>> begin Material shown

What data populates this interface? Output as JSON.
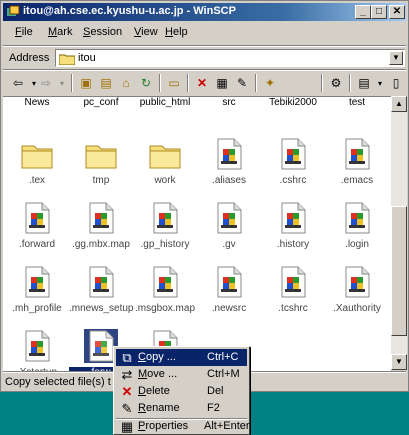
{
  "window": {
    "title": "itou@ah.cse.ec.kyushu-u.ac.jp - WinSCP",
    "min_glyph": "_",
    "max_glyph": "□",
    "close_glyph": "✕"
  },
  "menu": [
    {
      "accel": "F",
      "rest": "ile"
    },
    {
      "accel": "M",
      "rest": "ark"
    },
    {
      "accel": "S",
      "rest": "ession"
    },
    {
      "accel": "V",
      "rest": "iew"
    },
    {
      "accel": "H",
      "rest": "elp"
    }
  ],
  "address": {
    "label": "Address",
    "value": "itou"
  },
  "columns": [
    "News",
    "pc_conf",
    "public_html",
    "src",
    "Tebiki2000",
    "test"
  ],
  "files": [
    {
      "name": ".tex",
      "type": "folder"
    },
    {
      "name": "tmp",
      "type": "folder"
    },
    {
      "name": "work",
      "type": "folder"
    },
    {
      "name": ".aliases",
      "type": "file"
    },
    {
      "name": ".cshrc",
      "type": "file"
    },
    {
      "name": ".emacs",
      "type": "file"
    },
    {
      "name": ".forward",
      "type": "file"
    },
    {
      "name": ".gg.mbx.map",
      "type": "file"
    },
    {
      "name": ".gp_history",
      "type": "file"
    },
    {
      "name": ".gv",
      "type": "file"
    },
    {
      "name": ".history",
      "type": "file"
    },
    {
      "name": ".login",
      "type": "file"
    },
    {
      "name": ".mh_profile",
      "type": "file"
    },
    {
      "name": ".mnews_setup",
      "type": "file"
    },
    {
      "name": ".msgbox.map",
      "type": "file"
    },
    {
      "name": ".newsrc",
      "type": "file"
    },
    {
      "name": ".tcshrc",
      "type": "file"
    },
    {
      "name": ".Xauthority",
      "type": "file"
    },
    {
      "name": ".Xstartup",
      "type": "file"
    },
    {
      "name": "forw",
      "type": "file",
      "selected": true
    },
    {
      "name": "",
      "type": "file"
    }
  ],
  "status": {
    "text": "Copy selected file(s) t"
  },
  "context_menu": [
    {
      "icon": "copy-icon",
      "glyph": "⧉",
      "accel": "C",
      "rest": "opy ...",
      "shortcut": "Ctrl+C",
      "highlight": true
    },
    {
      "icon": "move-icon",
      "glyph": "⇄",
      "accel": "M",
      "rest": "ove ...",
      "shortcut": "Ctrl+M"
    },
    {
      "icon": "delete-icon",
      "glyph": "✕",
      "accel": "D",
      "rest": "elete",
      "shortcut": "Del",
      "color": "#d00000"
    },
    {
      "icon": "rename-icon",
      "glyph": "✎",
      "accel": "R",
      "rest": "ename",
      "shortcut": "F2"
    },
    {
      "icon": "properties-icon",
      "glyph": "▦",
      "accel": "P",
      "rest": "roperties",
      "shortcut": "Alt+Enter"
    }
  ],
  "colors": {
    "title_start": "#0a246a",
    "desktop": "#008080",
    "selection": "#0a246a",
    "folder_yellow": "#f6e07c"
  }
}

>> end Material shown
>> begin Material shown

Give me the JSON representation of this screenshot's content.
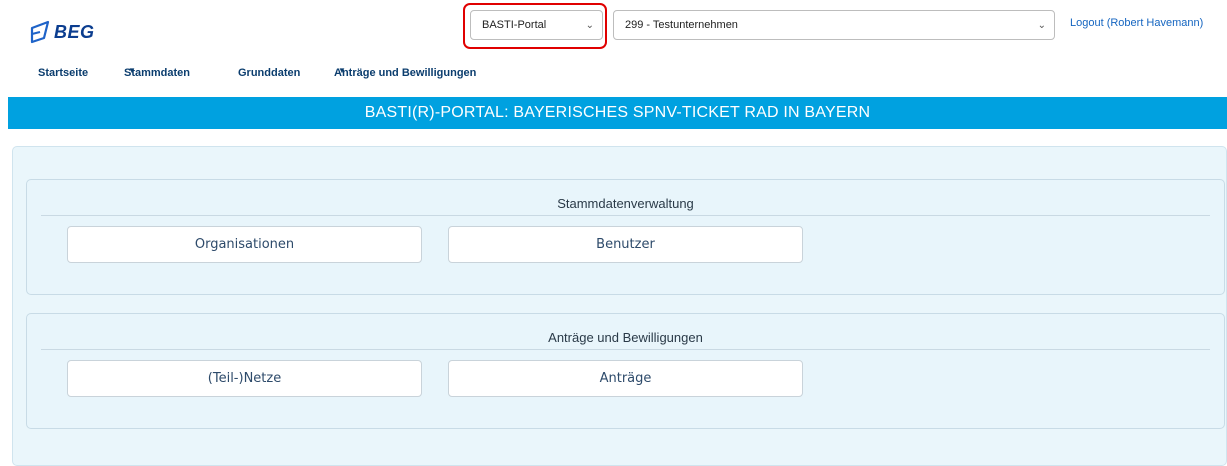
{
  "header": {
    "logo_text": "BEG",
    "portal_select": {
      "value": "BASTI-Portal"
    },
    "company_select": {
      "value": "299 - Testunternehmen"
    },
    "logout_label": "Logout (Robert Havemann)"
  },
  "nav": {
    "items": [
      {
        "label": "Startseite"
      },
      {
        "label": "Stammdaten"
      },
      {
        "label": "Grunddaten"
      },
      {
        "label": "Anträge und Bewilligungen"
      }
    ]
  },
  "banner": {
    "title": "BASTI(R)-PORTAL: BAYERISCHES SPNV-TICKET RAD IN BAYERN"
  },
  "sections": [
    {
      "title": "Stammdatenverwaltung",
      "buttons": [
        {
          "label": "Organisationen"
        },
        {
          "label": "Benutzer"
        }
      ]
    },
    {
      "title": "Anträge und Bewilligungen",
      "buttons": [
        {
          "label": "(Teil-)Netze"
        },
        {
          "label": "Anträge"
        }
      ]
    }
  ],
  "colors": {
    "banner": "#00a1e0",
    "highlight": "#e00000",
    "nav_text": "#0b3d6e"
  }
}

>> end Material shown

Your goal: Tell how many lines of the data include the word "this", and nothing else.

Output of the task: 2